**PROBLEM TO WORK ON**:
Every record should be repeated exactly, except that pictures are left out.

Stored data
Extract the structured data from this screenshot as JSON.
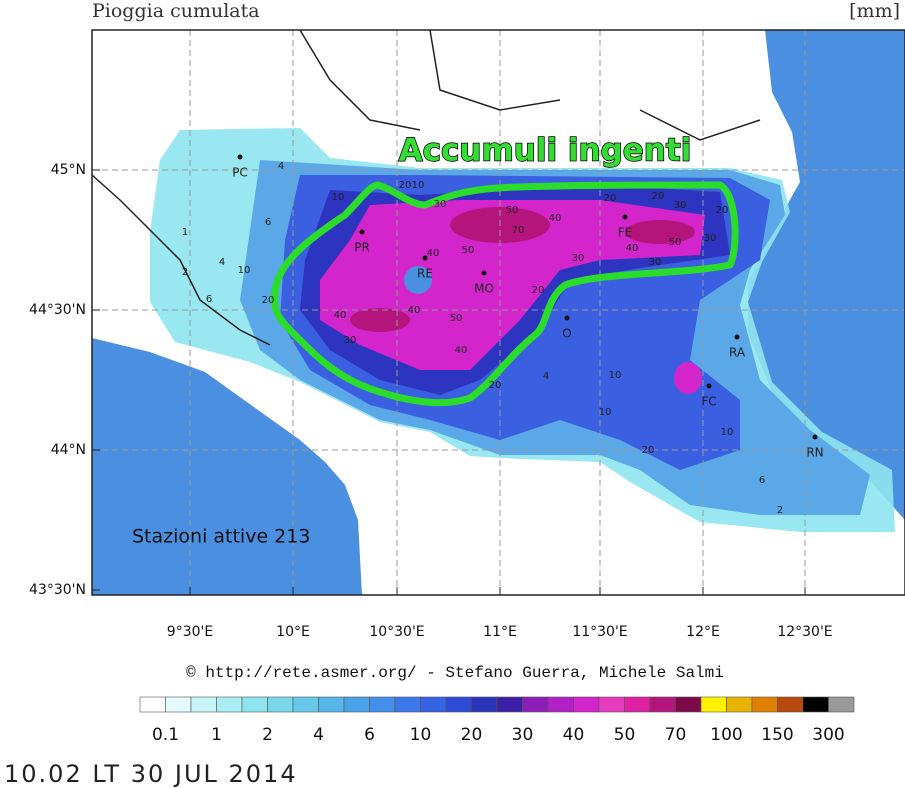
{
  "header": {
    "title": "Pioggia cumulata",
    "unit": "[mm]"
  },
  "map": {
    "lat_labels": [
      "45°N",
      "44°30'N",
      "44°N",
      "43°30'N"
    ],
    "lon_labels": [
      "9°30'E",
      "10°E",
      "10°30'E",
      "11°E",
      "11°30'E",
      "12°E",
      "12°30'E"
    ],
    "annotation": "Accumuli ingenti",
    "stations": "Stazioni attive 213",
    "cities": [
      "PC",
      "PR",
      "RE",
      "MO",
      "FE",
      "O",
      "RA",
      "FC",
      "RN"
    ],
    "contour_labels": [
      "10",
      "20",
      "6",
      "4",
      "2",
      "1",
      "4",
      "6",
      "10",
      "20",
      "30",
      "40",
      "50",
      "70",
      "50",
      "40",
      "40",
      "50",
      "30",
      "20",
      "30",
      "20",
      "30",
      "40",
      "50",
      "40",
      "30",
      "40",
      "30",
      "20",
      "10",
      "20",
      "10",
      "6",
      "2",
      "4",
      "20",
      "10",
      "20",
      "10"
    ]
  },
  "credit": "© http://rete.asmer.org/ - Stefano Guerra, Michele Salmi",
  "colorbar": {
    "colors": [
      "#ffffff",
      "#e4fafc",
      "#c8f4f8",
      "#aaedf4",
      "#8ee4ee",
      "#78d8ea",
      "#66c8e8",
      "#56b6e8",
      "#4aa2e8",
      "#428eea",
      "#3c78ea",
      "#3662e4",
      "#2f4ad6",
      "#2a34b8",
      "#3c20a8",
      "#8c1eb8",
      "#b420c8",
      "#d424cc",
      "#e83cc0",
      "#e020a0",
      "#b4147c",
      "#7c0a48",
      "#fff200",
      "#e8b400",
      "#e08000",
      "#b84a10",
      "#000000",
      "#999999"
    ],
    "labels": [
      "0.1",
      "1",
      "2",
      "4",
      "6",
      "10",
      "20",
      "30",
      "40",
      "50",
      "70",
      "100",
      "150",
      "300"
    ]
  },
  "timestamp": "10.02 LT 30 JUL 2014"
}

**THE RESPONSE**:
Extract the structured data from this screenshot as JSON.
{
  "header": {
    "title": "Pioggia cumulata",
    "unit": "[mm]"
  },
  "map": {
    "lat_labels": [
      "45°N",
      "44°30'N",
      "44°N",
      "43°30'N"
    ],
    "lon_labels": [
      "9°30'E",
      "10°E",
      "10°30'E",
      "11°E",
      "11°30'E",
      "12°E",
      "12°30'E"
    ],
    "annotation": "Accumuli ingenti",
    "stations": "Stazioni attive 213",
    "cities": [
      "PC",
      "PR",
      "RE",
      "MO",
      "FE",
      "O",
      "RA",
      "FC",
      "RN"
    ],
    "contour_labels": [
      "10",
      "20",
      "6",
      "4",
      "2",
      "1",
      "4",
      "6",
      "10",
      "20",
      "30",
      "40",
      "50",
      "70",
      "50",
      "40",
      "40",
      "50",
      "30",
      "20",
      "30",
      "20",
      "30",
      "40",
      "50",
      "40",
      "30",
      "40",
      "30",
      "20",
      "10",
      "20",
      "10",
      "6",
      "2",
      "4",
      "20",
      "10",
      "20",
      "10"
    ]
  },
  "credit": "© http://rete.asmer.org/ - Stefano Guerra, Michele Salmi",
  "colorbar": {
    "colors": [
      "#ffffff",
      "#e4fafc",
      "#c8f4f8",
      "#aaedf4",
      "#8ee4ee",
      "#78d8ea",
      "#66c8e8",
      "#56b6e8",
      "#4aa2e8",
      "#428eea",
      "#3c78ea",
      "#3662e4",
      "#2f4ad6",
      "#2a34b8",
      "#3c20a8",
      "#8c1eb8",
      "#b420c8",
      "#d424cc",
      "#e83cc0",
      "#e020a0",
      "#b4147c",
      "#7c0a48",
      "#fff200",
      "#e8b400",
      "#e08000",
      "#b84a10",
      "#000000",
      "#999999"
    ],
    "labels": [
      "0.1",
      "1",
      "2",
      "4",
      "6",
      "10",
      "20",
      "30",
      "40",
      "50",
      "70",
      "100",
      "150",
      "300"
    ]
  },
  "timestamp": "10.02 LT 30 JUL 2014"
}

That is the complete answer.